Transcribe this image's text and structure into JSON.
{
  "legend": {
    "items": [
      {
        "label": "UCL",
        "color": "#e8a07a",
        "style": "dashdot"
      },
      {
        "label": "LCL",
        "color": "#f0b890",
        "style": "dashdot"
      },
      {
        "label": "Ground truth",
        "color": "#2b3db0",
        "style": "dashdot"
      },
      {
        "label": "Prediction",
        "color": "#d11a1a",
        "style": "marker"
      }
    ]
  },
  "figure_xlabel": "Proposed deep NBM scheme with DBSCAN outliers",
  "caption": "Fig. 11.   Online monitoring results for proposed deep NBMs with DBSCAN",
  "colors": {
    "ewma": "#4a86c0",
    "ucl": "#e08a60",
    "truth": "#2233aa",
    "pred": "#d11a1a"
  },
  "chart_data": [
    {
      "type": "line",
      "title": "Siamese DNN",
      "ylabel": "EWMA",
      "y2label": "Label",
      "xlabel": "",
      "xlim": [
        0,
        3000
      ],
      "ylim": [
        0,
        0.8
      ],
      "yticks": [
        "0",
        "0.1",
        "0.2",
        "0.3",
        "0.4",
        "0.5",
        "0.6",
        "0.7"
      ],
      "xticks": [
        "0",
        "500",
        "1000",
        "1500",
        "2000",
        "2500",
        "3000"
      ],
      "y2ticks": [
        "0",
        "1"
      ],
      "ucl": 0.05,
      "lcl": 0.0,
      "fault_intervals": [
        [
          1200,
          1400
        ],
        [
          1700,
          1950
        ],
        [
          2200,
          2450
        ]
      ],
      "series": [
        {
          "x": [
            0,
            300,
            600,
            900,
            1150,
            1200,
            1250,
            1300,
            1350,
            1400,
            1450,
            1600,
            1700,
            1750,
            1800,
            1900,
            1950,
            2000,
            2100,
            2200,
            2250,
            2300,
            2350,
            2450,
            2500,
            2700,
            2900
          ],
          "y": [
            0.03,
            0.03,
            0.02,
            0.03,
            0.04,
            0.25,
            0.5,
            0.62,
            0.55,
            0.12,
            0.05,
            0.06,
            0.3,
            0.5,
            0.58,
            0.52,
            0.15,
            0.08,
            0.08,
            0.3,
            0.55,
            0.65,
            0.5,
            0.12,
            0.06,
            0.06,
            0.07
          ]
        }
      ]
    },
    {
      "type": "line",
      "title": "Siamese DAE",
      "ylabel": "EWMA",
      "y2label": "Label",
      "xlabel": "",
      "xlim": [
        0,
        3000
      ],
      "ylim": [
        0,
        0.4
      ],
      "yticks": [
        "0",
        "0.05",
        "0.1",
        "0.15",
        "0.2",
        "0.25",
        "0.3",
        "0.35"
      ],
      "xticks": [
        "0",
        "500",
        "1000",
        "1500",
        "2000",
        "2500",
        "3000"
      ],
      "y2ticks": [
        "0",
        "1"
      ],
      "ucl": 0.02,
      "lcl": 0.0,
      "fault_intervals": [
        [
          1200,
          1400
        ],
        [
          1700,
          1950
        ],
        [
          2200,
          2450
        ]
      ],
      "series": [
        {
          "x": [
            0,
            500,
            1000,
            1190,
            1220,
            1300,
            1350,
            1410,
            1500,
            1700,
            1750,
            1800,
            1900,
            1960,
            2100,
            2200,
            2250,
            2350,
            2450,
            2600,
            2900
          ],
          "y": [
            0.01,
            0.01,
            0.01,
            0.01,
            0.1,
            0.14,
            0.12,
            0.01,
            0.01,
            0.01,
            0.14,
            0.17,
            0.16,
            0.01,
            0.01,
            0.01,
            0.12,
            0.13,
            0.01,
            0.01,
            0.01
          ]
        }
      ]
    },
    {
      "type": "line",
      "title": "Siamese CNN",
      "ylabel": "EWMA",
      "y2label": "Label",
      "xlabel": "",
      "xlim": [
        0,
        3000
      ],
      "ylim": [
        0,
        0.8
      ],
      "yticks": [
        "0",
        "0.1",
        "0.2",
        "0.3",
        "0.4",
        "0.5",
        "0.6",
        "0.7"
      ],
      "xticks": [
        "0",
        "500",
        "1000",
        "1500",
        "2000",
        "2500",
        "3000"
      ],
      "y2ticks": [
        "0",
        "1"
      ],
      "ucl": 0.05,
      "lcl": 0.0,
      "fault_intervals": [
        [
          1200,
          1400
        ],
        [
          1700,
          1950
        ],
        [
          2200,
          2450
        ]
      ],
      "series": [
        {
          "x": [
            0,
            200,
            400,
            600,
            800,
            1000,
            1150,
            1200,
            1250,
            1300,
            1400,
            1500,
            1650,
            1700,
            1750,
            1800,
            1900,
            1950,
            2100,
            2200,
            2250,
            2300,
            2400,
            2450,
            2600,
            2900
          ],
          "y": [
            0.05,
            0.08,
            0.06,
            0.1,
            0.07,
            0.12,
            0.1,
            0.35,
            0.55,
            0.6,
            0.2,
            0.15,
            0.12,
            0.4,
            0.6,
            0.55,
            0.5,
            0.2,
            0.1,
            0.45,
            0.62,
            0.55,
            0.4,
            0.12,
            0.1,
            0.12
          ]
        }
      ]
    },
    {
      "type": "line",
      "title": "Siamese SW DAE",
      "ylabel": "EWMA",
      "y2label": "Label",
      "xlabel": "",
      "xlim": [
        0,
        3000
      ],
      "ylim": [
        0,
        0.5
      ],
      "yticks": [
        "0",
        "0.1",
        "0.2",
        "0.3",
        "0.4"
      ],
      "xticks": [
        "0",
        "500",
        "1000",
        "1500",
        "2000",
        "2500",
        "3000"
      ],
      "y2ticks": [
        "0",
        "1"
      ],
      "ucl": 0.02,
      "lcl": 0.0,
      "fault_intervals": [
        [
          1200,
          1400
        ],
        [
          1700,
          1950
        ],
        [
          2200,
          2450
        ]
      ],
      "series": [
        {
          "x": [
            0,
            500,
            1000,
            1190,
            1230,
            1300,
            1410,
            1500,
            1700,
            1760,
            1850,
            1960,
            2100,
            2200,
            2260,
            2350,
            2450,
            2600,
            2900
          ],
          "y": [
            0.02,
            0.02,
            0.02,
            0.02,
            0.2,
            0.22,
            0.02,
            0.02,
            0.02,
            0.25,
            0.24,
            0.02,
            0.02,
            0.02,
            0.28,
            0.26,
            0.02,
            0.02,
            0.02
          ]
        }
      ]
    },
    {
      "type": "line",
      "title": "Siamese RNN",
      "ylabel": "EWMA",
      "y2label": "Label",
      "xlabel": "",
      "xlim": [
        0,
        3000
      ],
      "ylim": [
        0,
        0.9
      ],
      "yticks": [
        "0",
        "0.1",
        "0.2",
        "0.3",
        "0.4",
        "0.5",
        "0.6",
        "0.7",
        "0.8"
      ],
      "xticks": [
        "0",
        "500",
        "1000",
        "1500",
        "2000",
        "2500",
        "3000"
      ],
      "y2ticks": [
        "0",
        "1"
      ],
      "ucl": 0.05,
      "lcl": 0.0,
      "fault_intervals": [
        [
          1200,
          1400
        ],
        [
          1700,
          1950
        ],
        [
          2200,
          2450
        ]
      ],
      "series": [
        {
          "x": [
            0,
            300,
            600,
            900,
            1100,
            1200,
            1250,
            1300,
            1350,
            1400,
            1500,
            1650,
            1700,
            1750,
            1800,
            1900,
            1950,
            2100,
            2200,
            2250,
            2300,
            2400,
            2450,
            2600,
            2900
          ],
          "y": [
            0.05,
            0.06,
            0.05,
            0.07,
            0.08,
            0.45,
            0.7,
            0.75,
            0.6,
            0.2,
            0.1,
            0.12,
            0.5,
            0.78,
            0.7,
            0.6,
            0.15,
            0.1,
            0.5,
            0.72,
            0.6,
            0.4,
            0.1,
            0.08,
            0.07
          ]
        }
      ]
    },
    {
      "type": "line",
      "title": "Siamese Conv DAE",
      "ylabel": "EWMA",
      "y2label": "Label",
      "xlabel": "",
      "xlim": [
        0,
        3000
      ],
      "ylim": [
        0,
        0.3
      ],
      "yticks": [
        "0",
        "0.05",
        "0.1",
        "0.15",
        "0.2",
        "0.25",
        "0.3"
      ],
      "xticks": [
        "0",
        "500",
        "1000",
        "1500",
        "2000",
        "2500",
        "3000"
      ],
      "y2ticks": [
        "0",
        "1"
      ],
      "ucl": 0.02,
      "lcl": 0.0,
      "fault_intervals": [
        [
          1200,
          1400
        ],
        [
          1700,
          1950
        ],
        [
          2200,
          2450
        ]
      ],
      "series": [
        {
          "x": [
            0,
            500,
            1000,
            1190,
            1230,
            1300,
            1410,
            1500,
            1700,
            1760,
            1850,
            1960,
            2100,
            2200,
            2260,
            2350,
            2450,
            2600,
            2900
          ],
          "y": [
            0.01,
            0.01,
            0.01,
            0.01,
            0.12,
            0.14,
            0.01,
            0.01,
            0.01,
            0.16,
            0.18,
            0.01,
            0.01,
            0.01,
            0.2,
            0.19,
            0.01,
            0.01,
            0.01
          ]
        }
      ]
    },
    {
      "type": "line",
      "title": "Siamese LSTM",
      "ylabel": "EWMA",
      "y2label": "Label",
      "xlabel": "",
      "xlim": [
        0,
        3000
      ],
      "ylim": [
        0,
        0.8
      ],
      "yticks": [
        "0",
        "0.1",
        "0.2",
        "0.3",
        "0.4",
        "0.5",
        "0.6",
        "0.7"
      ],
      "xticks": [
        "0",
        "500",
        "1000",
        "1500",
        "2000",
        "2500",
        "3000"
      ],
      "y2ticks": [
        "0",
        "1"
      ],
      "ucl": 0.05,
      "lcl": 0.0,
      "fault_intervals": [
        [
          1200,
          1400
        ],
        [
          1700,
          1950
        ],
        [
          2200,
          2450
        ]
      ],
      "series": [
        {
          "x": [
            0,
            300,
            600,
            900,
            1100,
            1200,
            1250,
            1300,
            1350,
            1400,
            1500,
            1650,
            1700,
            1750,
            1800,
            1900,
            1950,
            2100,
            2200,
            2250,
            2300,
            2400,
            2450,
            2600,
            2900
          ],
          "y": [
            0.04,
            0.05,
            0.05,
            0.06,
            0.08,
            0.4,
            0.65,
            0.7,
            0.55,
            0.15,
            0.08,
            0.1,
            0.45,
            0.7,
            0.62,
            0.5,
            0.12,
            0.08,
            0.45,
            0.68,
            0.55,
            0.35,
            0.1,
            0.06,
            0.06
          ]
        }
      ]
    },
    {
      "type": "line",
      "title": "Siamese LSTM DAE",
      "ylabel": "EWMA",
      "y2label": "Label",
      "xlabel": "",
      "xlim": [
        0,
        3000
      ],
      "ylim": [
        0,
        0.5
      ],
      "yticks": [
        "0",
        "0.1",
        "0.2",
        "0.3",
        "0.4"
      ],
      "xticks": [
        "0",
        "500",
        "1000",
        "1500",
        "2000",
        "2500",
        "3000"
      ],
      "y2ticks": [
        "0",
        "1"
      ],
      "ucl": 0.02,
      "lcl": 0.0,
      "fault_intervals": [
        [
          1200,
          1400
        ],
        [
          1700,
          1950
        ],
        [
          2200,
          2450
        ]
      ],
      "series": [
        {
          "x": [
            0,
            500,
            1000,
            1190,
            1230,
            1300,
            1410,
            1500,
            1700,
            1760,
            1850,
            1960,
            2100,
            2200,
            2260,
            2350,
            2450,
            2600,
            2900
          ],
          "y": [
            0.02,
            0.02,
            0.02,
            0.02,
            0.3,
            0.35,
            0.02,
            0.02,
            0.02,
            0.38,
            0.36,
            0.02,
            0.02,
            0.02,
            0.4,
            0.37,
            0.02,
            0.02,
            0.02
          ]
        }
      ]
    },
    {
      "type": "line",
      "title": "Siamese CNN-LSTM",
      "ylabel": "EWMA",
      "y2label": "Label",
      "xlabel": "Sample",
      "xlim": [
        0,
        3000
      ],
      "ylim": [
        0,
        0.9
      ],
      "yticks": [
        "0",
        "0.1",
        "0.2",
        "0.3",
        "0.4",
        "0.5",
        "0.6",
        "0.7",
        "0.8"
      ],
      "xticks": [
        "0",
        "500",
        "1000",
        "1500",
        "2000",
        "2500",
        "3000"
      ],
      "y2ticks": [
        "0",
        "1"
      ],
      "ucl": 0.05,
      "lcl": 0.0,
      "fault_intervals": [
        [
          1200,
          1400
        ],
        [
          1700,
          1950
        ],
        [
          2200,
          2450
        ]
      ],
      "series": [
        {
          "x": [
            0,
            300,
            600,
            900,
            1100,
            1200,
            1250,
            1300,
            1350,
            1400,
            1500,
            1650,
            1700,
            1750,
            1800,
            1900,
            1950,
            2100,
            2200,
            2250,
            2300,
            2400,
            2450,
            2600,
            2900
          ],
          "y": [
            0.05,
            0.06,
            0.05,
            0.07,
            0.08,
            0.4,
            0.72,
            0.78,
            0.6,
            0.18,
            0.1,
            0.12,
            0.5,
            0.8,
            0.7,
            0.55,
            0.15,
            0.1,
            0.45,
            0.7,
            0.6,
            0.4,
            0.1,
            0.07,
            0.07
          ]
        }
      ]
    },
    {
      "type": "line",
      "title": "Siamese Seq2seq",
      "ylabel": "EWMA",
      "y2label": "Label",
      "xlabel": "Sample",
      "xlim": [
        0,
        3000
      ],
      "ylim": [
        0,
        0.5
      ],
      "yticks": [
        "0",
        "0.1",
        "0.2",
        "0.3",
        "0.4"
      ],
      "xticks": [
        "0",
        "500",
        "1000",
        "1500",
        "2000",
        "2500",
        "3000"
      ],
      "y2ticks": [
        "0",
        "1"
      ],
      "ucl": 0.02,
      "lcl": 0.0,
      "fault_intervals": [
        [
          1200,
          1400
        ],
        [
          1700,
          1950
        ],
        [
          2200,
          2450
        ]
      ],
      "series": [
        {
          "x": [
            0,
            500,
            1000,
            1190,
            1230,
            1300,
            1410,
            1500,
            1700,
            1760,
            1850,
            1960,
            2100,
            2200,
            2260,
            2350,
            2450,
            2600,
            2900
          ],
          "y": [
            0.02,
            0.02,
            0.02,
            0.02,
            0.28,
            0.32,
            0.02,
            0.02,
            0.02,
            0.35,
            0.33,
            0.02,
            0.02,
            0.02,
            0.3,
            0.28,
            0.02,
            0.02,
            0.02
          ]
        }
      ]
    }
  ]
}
*-*-*
== DIRECTION ==
Select all lines in the listing above where the word "title" appears, and show them.

== RESULT OF THE TASK ==
      "title": "Siamese DNN",
      "title": "Siamese DAE",
      "title": "Siamese CNN",
      "title": "Siamese SW DAE",
      "title": "Siamese RNN",
      "title": "Siamese Conv DAE",
      "title": "Siamese LSTM",
      "title": "Siamese LSTM DAE",
      "title": "Siamese CNN-LSTM",
      "title": "Siamese Seq2seq",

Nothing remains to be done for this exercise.